Set exercise
The records underneath are to be repeated exactly, with the pictures left out.

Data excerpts
* * * *
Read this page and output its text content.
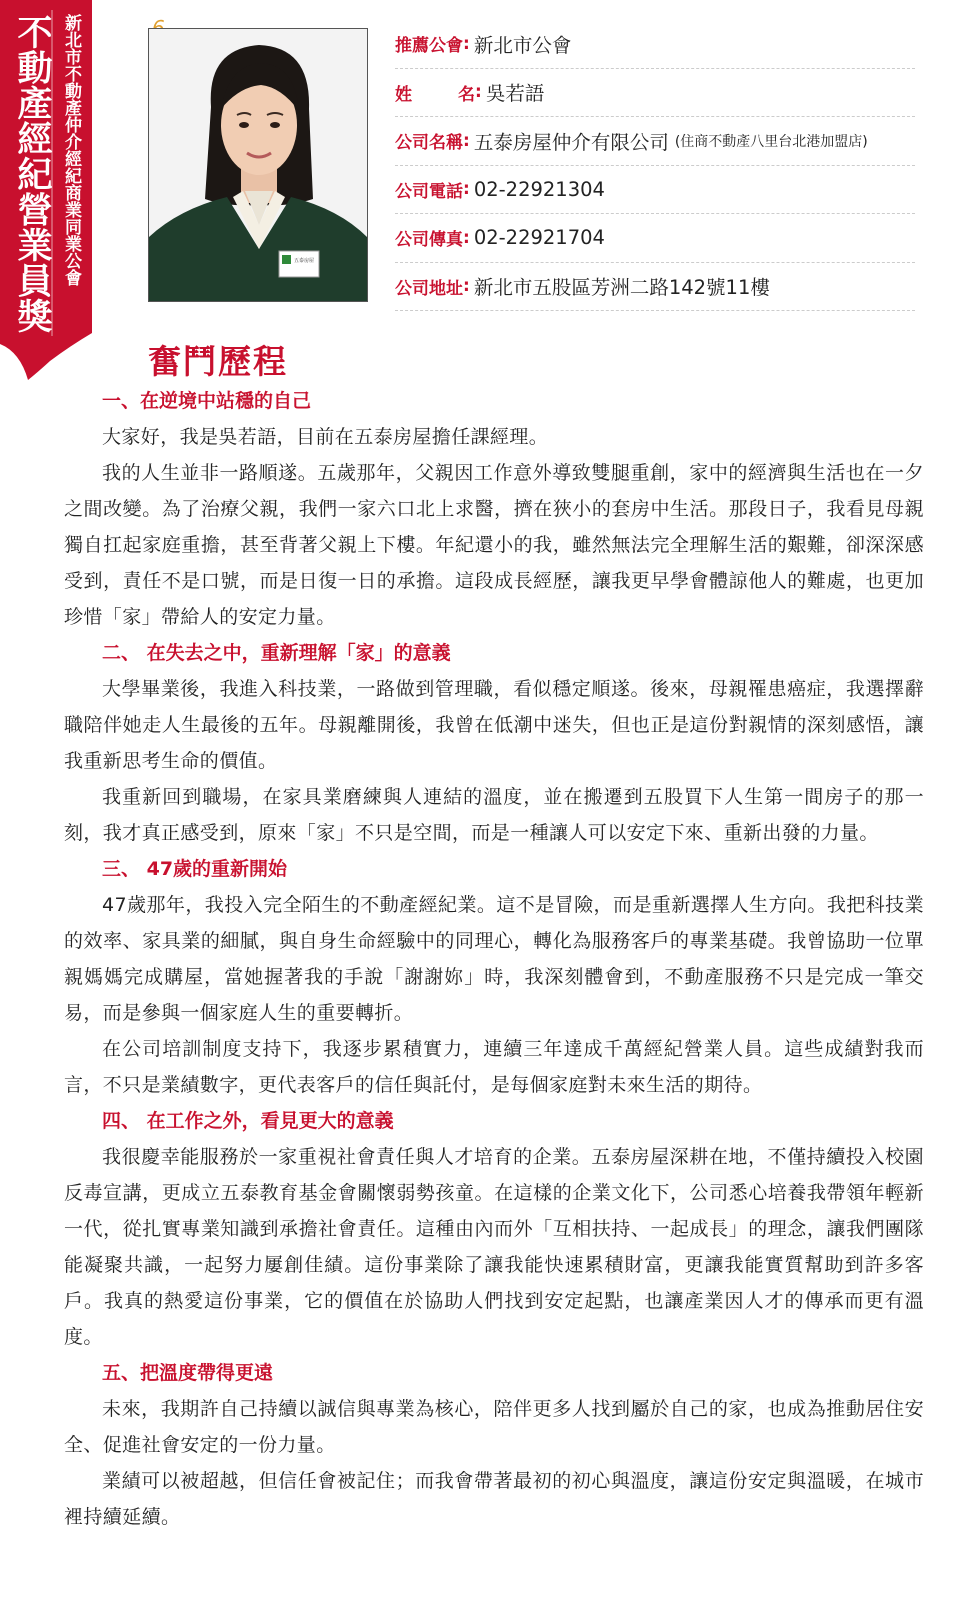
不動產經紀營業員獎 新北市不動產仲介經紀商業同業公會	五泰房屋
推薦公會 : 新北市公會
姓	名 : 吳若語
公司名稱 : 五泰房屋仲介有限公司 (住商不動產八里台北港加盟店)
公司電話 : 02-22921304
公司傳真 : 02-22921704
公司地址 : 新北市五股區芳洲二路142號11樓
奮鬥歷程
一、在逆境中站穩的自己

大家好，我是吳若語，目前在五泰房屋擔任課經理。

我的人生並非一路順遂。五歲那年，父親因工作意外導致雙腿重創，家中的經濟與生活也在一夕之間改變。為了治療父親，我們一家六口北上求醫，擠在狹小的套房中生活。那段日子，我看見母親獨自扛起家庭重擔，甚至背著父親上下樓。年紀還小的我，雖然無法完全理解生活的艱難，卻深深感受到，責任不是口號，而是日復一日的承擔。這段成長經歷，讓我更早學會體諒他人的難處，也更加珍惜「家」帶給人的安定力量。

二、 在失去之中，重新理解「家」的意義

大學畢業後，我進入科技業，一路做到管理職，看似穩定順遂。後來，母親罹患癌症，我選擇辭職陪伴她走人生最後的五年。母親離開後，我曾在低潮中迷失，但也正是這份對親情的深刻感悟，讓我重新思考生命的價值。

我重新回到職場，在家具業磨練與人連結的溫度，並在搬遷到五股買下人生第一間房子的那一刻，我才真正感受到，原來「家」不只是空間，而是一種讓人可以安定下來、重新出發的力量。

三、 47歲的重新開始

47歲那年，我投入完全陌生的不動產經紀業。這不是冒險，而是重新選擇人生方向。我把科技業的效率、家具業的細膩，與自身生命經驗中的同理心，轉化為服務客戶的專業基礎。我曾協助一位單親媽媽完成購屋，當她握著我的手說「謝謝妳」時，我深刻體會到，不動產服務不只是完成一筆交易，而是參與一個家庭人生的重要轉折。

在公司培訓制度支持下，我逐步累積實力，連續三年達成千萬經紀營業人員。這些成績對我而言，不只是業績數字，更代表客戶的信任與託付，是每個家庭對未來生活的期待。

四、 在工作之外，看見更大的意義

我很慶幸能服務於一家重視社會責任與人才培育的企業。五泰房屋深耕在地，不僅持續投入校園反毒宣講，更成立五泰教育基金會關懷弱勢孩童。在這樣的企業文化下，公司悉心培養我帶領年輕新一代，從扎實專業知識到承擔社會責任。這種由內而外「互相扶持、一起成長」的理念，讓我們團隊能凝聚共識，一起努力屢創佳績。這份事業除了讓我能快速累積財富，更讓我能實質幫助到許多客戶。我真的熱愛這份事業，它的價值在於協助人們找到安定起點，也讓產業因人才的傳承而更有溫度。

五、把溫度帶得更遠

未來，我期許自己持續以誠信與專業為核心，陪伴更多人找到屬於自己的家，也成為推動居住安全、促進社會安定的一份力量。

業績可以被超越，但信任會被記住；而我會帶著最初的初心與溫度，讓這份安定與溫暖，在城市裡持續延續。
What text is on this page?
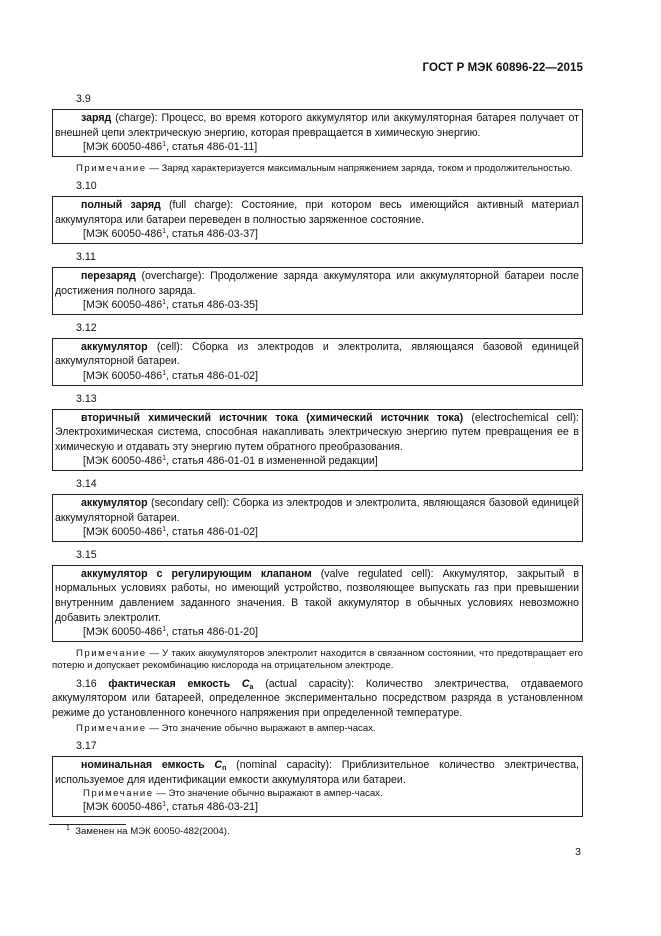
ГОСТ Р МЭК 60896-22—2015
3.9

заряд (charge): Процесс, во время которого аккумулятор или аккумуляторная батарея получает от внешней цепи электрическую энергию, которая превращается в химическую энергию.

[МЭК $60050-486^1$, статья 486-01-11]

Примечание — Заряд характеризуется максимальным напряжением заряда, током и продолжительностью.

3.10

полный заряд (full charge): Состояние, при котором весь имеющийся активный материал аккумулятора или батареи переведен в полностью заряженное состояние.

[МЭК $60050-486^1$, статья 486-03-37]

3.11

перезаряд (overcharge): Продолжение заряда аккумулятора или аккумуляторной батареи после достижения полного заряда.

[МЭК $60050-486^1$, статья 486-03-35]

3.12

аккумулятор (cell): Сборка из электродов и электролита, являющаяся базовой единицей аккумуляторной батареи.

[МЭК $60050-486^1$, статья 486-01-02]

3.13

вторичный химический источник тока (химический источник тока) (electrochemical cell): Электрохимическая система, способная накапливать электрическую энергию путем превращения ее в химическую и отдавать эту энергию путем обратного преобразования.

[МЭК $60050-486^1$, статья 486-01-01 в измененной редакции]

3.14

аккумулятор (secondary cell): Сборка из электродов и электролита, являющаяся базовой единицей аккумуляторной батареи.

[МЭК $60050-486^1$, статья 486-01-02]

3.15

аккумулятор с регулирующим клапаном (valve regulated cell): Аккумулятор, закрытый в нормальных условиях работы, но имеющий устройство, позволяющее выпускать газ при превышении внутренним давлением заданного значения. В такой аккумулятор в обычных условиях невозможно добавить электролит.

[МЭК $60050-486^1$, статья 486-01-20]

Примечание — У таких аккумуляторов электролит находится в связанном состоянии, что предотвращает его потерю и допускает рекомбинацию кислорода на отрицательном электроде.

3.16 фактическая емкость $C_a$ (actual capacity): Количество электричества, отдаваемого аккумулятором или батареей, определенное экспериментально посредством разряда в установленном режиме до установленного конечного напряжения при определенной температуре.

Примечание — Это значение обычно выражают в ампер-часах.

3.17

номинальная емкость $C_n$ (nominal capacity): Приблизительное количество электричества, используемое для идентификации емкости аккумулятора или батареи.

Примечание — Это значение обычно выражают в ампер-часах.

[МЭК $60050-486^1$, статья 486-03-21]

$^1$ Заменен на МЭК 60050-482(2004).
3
* * * *
The reply
Read this page and output its text content.
不動產經紀營業員獎 新北市不動產仲介經紀商業同業公會	五泰房屋
推薦公會 : 新北市公會
姓	名 : 吳若語
公司名稱 : 五泰房屋仲介有限公司 (住商不動產八里台北港加盟店)
公司電話 : 02-22921304
公司傳真 : 02-22921704
公司地址 : 新北市五股區芳洲二路142號11樓
奮鬥歷程
一、在逆境中站穩的自己

大家好，我是吳若語，目前在五泰房屋擔任課經理。

我的人生並非一路順遂。五歲那年，父親因工作意外導致雙腿重創，家中的經濟與生活也在一夕之間改變。為了治療父親，我們一家六口北上求醫，擠在狹小的套房中生活。那段日子，我看見母親獨自扛起家庭重擔，甚至背著父親上下樓。年紀還小的我，雖然無法完全理解生活的艱難，卻深深感受到，責任不是口號，而是日復一日的承擔。這段成長經歷，讓我更早學會體諒他人的難處，也更加珍惜「家」帶給人的安定力量。

二、 在失去之中，重新理解「家」的意義

大學畢業後，我進入科技業，一路做到管理職，看似穩定順遂。後來，母親罹患癌症，我選擇辭職陪伴她走人生最後的五年。母親離開後，我曾在低潮中迷失，但也正是這份對親情的深刻感悟，讓我重新思考生命的價值。

我重新回到職場，在家具業磨練與人連結的溫度，並在搬遷到五股買下人生第一間房子的那一刻，我才真正感受到，原來「家」不只是空間，而是一種讓人可以安定下來、重新出發的力量。

三、 47歲的重新開始

47歲那年，我投入完全陌生的不動產經紀業。這不是冒險，而是重新選擇人生方向。我把科技業的效率、家具業的細膩，與自身生命經驗中的同理心，轉化為服務客戶的專業基礎。我曾協助一位單親媽媽完成購屋，當她握著我的手說「謝謝妳」時，我深刻體會到，不動產服務不只是完成一筆交易，而是參與一個家庭人生的重要轉折。

在公司培訓制度支持下，我逐步累積實力，連續三年達成千萬經紀營業人員。這些成績對我而言，不只是業績數字，更代表客戶的信任與託付，是每個家庭對未來生活的期待。

四、 在工作之外，看見更大的意義

我很慶幸能服務於一家重視社會責任與人才培育的企業。五泰房屋深耕在地，不僅持續投入校園反毒宣講，更成立五泰教育基金會關懷弱勢孩童。在這樣的企業文化下，公司悉心培養我帶領年輕新一代，從扎實專業知識到承擔社會責任。這種由內而外「互相扶持、一起成長」的理念，讓我們團隊能凝聚共識，一起努力屢創佳績。這份事業除了讓我能快速累積財富，更讓我能實質幫助到許多客戶。我真的熱愛這份事業，它的價值在於協助人們找到安定起點，也讓產業因人才的傳承而更有溫度。

五、把溫度帶得更遠

未來，我期許自己持續以誠信與專業為核心，陪伴更多人找到屬於自己的家，也成為推動居住安全、促進社會安定的一份力量。

業績可以被超越，但信任會被記住；而我會帶著最初的初心與溫度，讓這份安定與溫暖，在城市裡持續延續。
What text is on this page?
ГОСТ Р МЭК 60896-22—2015
3.9

заряд (charge): Процесс, во время которого аккумулятор или аккумуляторная батарея получает от внешней цепи электрическую энергию, которая превращается в химическую энергию.

[МЭК $60050-486^1$, статья 486-01-11]

Примечание — Заряд характеризуется максимальным напряжением заряда, током и продолжительностью.

3.10

полный заряд (full charge): Состояние, при котором весь имеющийся активный материал аккумулятора или батареи переведен в полностью заряженное состояние.

[МЭК $60050-486^1$, статья 486-03-37]

3.11

перезаряд (overcharge): Продолжение заряда аккумулятора или аккумуляторной батареи после достижения полного заряда.

[МЭК $60050-486^1$, статья 486-03-35]

3.12

аккумулятор (cell): Сборка из электродов и электролита, являющаяся базовой единицей аккумуляторной батареи.

[МЭК $60050-486^1$, статья 486-01-02]

3.13

вторичный химический источник тока (химический источник тока) (electrochemical cell): Электрохимическая система, способная накапливать электрическую энергию путем превращения ее в химическую и отдавать эту энергию путем обратного преобразования.

[МЭК $60050-486^1$, статья 486-01-01 в измененной редакции]

3.14

аккумулятор (secondary cell): Сборка из электродов и электролита, являющаяся базовой единицей аккумуляторной батареи.

[МЭК $60050-486^1$, статья 486-01-02]

3.15

аккумулятор с регулирующим клапаном (valve regulated cell): Аккумулятор, закрытый в нормальных условиях работы, но имеющий устройство, позволяющее выпускать газ при превышении внутренним давлением заданного значения. В такой аккумулятор в обычных условиях невозможно добавить электролит.

[МЭК $60050-486^1$, статья 486-01-20]

Примечание — У таких аккумуляторов электролит находится в связанном состоянии, что предотвращает его потерю и допускает рекомбинацию кислорода на отрицательном электроде.

3.16 фактическая емкость $C_a$ (actual capacity): Количество электричества, отдаваемого аккумулятором или батареей, определенное экспериментально посредством разряда в установленном режиме до установленного конечного напряжения при определенной температуре.

Примечание — Это значение обычно выражают в ампер-часах.

3.17

номинальная емкость $C_n$ (nominal capacity): Приблизительное количество электричества, используемое для идентификации емкости аккумулятора или батареи.

Примечание — Это значение обычно выражают в ампер-часах.

[МЭК $60050-486^1$, статья 486-03-21]

$^1$ Заменен на МЭК 60050-482(2004).
3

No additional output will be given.